Hello and Welcome to Kaggle, the online Data Science Community to learn, share, and compete. Most beginners get lost in the field, because they fall into the black box approach, using libraries and algorithms they don't understand. This tutorial will give you a 1-2-year head start over your peers, by providing a framework that teaches you how-to think like a data scientist vs what to think/code. Not only will you be able to submit your first competition, but you’ll be able to solve any problem thrown your way. I provide clear explanations, clean code, and plenty of links to resources. Please Note: This Kernel is still being improved. So check the Change Logs below for updates. Also, please be sure to upvote, fork, and comment and I'll continue to develop. Thanks, and may you have "statistically significant" luck!
How-to Use this Tutorial: Read the explanations provided in this Kernel and the links to developer documentation. The goal is to not just learn the whats, but the whys. If you don't understand something in the code the print() function is your best friend. In coding, it's okay to try, fail, and try again. If you do run into problems, Google is your second best friend, because 99.99% of the time, someone else had the same question/problem and already asked the coding community. If you've exhausted all your resources, the Kaggle Community via forums and comments can help too.

__ENTRIES PROVIDED__:
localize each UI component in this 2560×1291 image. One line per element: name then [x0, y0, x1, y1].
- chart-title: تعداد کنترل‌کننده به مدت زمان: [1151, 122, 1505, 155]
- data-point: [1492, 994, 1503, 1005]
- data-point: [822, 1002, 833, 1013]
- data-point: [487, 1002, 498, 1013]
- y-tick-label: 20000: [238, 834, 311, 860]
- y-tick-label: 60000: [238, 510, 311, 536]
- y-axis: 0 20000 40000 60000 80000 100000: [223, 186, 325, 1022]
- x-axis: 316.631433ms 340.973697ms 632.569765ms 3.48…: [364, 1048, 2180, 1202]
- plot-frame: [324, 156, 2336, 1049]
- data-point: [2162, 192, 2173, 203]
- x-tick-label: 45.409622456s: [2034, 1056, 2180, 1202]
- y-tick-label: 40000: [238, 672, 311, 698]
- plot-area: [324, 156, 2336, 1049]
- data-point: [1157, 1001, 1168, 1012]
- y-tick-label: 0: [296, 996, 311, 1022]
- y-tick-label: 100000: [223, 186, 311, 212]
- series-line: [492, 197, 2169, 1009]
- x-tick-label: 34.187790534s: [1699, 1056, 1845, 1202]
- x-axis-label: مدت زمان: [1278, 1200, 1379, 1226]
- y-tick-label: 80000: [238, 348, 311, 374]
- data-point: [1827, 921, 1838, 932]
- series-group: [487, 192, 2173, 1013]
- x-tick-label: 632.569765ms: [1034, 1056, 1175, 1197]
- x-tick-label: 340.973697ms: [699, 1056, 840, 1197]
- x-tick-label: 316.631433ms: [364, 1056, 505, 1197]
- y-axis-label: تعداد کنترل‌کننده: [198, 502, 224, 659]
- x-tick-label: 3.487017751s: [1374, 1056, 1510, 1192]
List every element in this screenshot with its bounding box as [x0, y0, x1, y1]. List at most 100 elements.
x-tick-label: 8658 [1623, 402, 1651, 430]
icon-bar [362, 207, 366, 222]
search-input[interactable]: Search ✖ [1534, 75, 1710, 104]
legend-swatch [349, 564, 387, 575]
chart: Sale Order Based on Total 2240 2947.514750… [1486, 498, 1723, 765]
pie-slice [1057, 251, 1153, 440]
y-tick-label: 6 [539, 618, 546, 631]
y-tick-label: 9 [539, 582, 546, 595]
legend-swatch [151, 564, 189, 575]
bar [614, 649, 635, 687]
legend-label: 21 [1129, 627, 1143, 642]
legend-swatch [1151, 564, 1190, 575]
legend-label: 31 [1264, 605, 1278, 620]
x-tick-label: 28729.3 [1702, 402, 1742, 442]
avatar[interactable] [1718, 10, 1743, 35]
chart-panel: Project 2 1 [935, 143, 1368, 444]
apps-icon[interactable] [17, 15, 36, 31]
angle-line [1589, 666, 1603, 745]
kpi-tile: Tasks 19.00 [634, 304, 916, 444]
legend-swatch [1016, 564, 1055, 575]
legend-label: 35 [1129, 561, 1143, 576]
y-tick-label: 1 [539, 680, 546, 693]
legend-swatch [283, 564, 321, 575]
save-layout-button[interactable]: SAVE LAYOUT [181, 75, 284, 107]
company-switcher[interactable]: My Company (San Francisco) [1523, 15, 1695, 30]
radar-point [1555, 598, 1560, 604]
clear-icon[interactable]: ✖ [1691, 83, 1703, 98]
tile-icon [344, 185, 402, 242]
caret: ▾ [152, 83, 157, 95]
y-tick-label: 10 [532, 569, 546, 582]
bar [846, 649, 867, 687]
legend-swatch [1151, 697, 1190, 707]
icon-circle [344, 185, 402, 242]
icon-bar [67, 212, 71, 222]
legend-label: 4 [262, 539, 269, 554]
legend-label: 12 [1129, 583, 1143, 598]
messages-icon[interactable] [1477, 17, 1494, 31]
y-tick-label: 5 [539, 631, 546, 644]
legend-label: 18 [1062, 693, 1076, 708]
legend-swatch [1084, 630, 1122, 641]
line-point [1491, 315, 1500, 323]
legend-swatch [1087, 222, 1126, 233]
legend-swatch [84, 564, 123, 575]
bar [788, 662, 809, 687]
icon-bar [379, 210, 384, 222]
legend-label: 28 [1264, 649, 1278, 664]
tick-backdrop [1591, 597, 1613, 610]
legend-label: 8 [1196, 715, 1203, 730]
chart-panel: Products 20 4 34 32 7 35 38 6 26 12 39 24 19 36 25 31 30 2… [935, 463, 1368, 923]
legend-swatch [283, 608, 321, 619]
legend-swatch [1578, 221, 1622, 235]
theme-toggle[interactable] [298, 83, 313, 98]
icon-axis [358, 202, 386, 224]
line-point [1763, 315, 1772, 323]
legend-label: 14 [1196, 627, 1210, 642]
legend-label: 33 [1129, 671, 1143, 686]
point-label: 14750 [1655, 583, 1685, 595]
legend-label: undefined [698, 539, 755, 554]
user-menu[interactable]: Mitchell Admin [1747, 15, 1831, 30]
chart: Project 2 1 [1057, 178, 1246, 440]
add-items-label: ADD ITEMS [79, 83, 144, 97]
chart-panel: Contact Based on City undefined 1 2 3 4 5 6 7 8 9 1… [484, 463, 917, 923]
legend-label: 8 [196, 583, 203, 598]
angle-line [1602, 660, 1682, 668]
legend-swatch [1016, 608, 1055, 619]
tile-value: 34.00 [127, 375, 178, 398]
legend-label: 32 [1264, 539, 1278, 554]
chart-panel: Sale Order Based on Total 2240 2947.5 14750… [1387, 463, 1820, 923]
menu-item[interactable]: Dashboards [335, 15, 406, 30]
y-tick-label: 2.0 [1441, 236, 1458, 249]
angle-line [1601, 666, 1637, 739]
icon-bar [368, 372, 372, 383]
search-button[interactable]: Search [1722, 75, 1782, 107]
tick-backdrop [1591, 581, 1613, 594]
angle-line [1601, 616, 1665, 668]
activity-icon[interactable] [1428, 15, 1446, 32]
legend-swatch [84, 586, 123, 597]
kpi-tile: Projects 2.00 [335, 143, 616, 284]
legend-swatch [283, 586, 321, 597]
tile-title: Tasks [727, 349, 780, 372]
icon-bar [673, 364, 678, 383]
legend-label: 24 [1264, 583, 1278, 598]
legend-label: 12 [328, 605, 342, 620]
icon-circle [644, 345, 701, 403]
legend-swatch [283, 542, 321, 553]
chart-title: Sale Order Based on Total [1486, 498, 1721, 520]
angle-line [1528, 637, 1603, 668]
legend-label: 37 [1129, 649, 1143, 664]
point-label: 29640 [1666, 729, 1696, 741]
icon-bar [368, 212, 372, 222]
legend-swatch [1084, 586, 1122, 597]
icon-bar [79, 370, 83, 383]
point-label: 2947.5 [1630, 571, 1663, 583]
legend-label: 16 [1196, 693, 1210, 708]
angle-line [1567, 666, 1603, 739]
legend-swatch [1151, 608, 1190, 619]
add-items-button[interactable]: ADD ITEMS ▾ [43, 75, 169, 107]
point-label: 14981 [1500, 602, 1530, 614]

__GOALS__:
- A) Could you duplicate the Kaggle tutorial introduction between "How-to Use this" and "can help too.", inclusive?
- B) Can you go on with the Kaggle tutorial introduction after its last sentence?
The lines have no role in this.

__TASK RESPONSES__:
- A)
How-to Use this Tutorial: Read the explanations provided in this Kernel and the links to developer documentation. The goal is to not just learn the whats, but the whys. If you don't understand something in the code the print() function is your best friend. In coding, it's okay to try, fail, and try again. If you do run into problems, Google is your second best friend, because 99.99% of the time, someone else had the same question/problem and already asked the coding community. If you've exhausted all your resources, the Kaggle Community via forums and comments can help too.

- B)
It's the classical problem, predict the outcome of a binary event. In laymen terms this means, it either occurred or did not occur. For example, you won or did not win, you passed the test or did not pass the test, you were accepted or not accepted, and you get the point. A common business application is churn or customer retention. Another popular use case is, healthcare's mortality rate or survival analysis. Binary events create an interesting dynamic, because we know statistically, a random guess should achieve a 50% accuracy rate, without creating one single algorithm or writing one single line of code. However, just like autocorrect spellcheck technology, sometimes we humans can be too smart for our own good and actually underperform a coin flip. In this kernel, I use Kaggle's Getting Started Competition, Titanic: Machine Learning from Disaster, to walk the reader through, how-to use the data science framework to beat the odds.
What happens when technology is too smart for its own good?
For this project, the problem statement is given to us on a golden plater, develop an algorithm to predict the survival outcome of passengers on the Titanic.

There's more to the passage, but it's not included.